* [Task statement]:
Quote the entries word for word. Omit the pictures.

* [Records for the task]:
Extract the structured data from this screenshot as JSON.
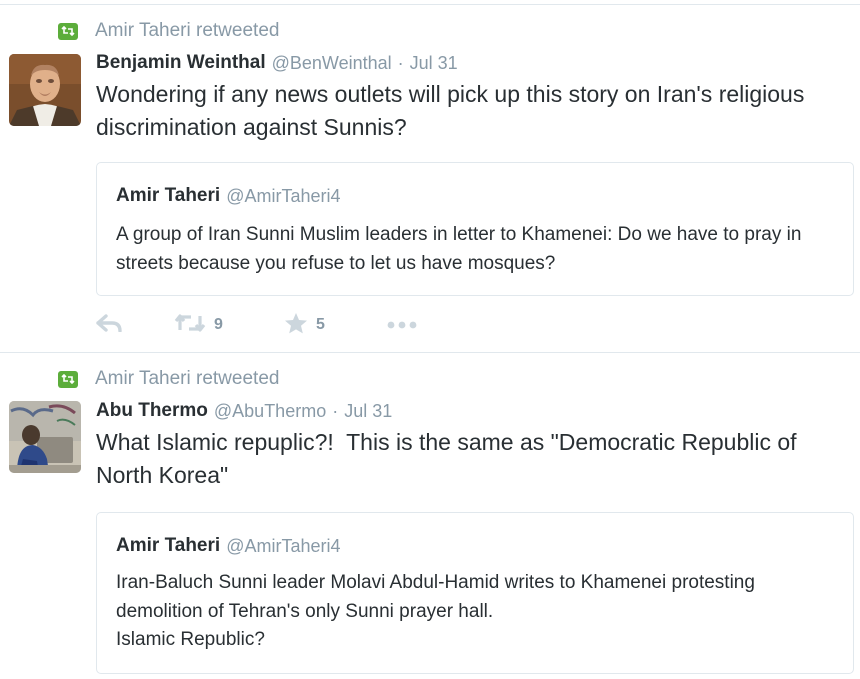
{
  "tweets": [
    {
      "retweeted_by": "Amir Taheri retweeted",
      "author_name": "Benjamin Weinthal",
      "author_handle": "@BenWeinthal",
      "separator": "·",
      "date": "Jul 31",
      "text": "Wondering if any news outlets will pick up this story on Iran's religious discrimination against Sunnis?",
      "quote": {
        "author_name": "Amir Taheri",
        "author_handle": "@AmirTaheri4",
        "text": "A group of Iran Sunni Muslim leaders in letter to Khamenei: Do we have to pray in streets because you refuse to let us have mosques?"
      },
      "actions": {
        "retweet_count": "9",
        "favorite_count": "5"
      }
    },
    {
      "retweeted_by": "Amir Taheri retweeted",
      "author_name": "Abu Thermo",
      "author_handle": "@AbuThermo",
      "separator": "·",
      "date": "Jul 31",
      "text": "What Islamic repuplic?!  This is the same as \"Democratic Republic of North Korea\"",
      "quote": {
        "author_name": "Amir Taheri",
        "author_handle": "@AmirTaheri4",
        "text_line1": "Iran-Baluch Sunni leader Molavi Abdul-Hamid writes to Khamenei protesting demolition of Tehran's only Sunni prayer hall.",
        "text_line2": "Islamic Republic?"
      }
    }
  ],
  "icons": [
    "retweet-badge-icon",
    "reply-icon",
    "retweet-icon",
    "favorite-star-icon",
    "more-dots-icon"
  ],
  "colors": {
    "retweet_green": "#5cad3b",
    "muted_gray": "#8899a6",
    "text": "#292f33",
    "border": "#e1e8ed",
    "action_icon": "#ccd6dd"
  }
}
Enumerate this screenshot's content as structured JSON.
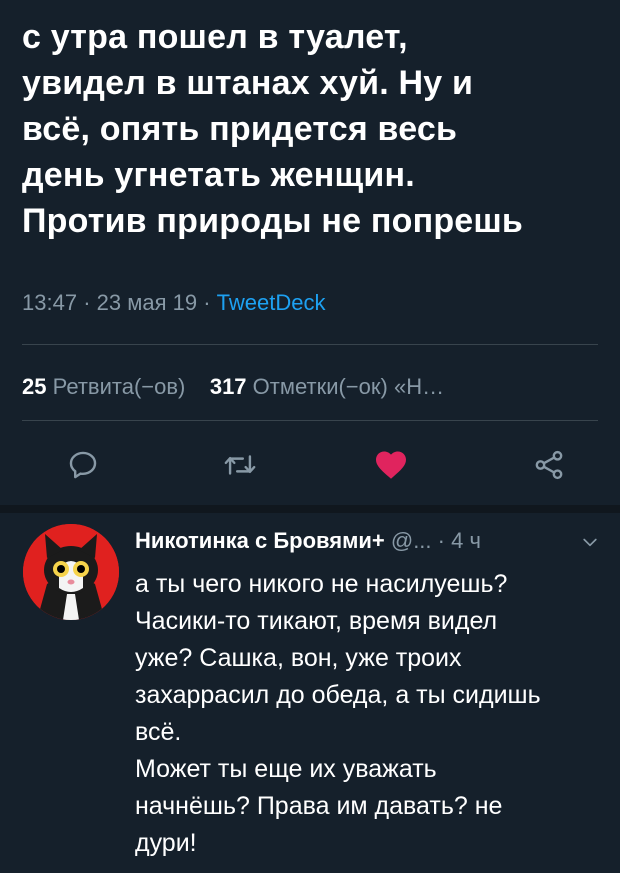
{
  "tweet": {
    "text": "с утра пошел в туалет,\nувидел в штанах хуй. Ну и\nвсё, опять придется весь\nдень угнетать женщин.\nПротив природы не попрешь",
    "time": "13:47",
    "date": "23 мая 19",
    "separator": "·",
    "source": "TweetDeck"
  },
  "stats": {
    "retweets_count": "25",
    "retweets_label": "Ретвита(−ов)",
    "likes_count": "317",
    "likes_label": "Отметки(−ок) «Н…"
  },
  "actions": [
    {
      "icon": "reply-icon"
    },
    {
      "icon": "retweet-icon"
    },
    {
      "icon": "heart-icon",
      "color": "#e0245e",
      "active": true
    },
    {
      "icon": "share-icon"
    }
  ],
  "reply": {
    "author": "Никотинка с Бровями+",
    "handle": "@...",
    "time": "· 4 ч",
    "text": "а ты чего никого не насилуешь?\nЧасики-то тикают, время видел\nуже? Сашка, вон, уже троих\nзахаррасил до обеда, а ты сидишь\nвсё.\nМожет ты еще их уважать\nначнёшь? Права им давать? не\nдури!"
  },
  "colors": {
    "background": "#15202b",
    "muted": "#8899a6",
    "link": "#1da1f2",
    "like": "#e0245e"
  }
}
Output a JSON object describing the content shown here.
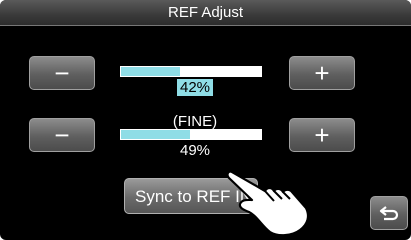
{
  "window": {
    "title": "REF Adjust"
  },
  "coarse": {
    "minus_label": "−",
    "plus_label": "+",
    "value_text": "42%",
    "level_percent": 42
  },
  "fine": {
    "label": "(FINE)",
    "minus_label": "−",
    "plus_label": "+",
    "value_text": "49%",
    "level_percent": 49
  },
  "sync_button": {
    "label": "Sync to REF IN"
  },
  "back_button": {
    "icon": "return-arrow-icon"
  },
  "colors": {
    "background": "#000000",
    "bar_fill": "#8fdde6",
    "button_gray": "#6a6a6a"
  }
}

* [Completed exercise]:
Extract the structured data from this screenshot as JSON.
{
  "tweets": [
    {
      "retweeted_by": "Amir Taheri retweeted",
      "author_name": "Benjamin Weinthal",
      "author_handle": "@BenWeinthal",
      "separator": "·",
      "date": "Jul 31",
      "text": "Wondering if any news outlets will pick up this story on Iran's religious discrimination against Sunnis?",
      "quote": {
        "author_name": "Amir Taheri",
        "author_handle": "@AmirTaheri4",
        "text": "A group of Iran Sunni Muslim leaders in letter to Khamenei: Do we have to pray in streets because you refuse to let us have mosques?"
      },
      "actions": {
        "retweet_count": "9",
        "favorite_count": "5"
      }
    },
    {
      "retweeted_by": "Amir Taheri retweeted",
      "author_name": "Abu Thermo",
      "author_handle": "@AbuThermo",
      "separator": "·",
      "date": "Jul 31",
      "text": "What Islamic repuplic?!  This is the same as \"Democratic Republic of North Korea\"",
      "quote": {
        "author_name": "Amir Taheri",
        "author_handle": "@AmirTaheri4",
        "text_line1": "Iran-Baluch Sunni leader Molavi Abdul-Hamid writes to Khamenei protesting demolition of Tehran's only Sunni prayer hall.",
        "text_line2": "Islamic Republic?"
      }
    }
  ],
  "icons": [
    "retweet-badge-icon",
    "reply-icon",
    "retweet-icon",
    "favorite-star-icon",
    "more-dots-icon"
  ],
  "colors": {
    "retweet_green": "#5cad3b",
    "muted_gray": "#8899a6",
    "text": "#292f33",
    "border": "#e1e8ed",
    "action_icon": "#ccd6dd"
  }
}
Enumerate this screenshot's content as structured JSON.
{
  "tweet": {
    "text": "с утра пошел в туалет,\nувидел в штанах хуй. Ну и\nвсё, опять придется весь\nдень угнетать женщин.\nПротив природы не попрешь",
    "time": "13:47",
    "date": "23 мая 19",
    "separator": "·",
    "source": "TweetDeck"
  },
  "stats": {
    "retweets_count": "25",
    "retweets_label": "Ретвита(−ов)",
    "likes_count": "317",
    "likes_label": "Отметки(−ок) «Н…"
  },
  "actions": [
    {
      "icon": "reply-icon"
    },
    {
      "icon": "retweet-icon"
    },
    {
      "icon": "heart-icon",
      "color": "#e0245e",
      "active": true
    },
    {
      "icon": "share-icon"
    }
  ],
  "reply": {
    "author": "Никотинка с Бровями+",
    "handle": "@...",
    "time": "· 4 ч",
    "text": "а ты чего никого не насилуешь?\nЧасики-то тикают, время видел\nуже? Сашка, вон, уже троих\nзахаррасил до обеда, а ты сидишь\nвсё.\nМожет ты еще их уважать\nначнёшь? Права им давать? не\nдури!"
  },
  "colors": {
    "background": "#15202b",
    "muted": "#8899a6",
    "link": "#1da1f2",
    "like": "#e0245e"
  }
}
Output a JSON object describing the content shown here.
{
  "window": {
    "title": "REF Adjust"
  },
  "coarse": {
    "minus_label": "−",
    "plus_label": "+",
    "value_text": "42%",
    "level_percent": 42
  },
  "fine": {
    "label": "(FINE)",
    "minus_label": "−",
    "plus_label": "+",
    "value_text": "49%",
    "level_percent": 49
  },
  "sync_button": {
    "label": "Sync to REF IN"
  },
  "back_button": {
    "icon": "return-arrow-icon"
  },
  "colors": {
    "background": "#000000",
    "bar_fill": "#8fdde6",
    "button_gray": "#6a6a6a"
  }
}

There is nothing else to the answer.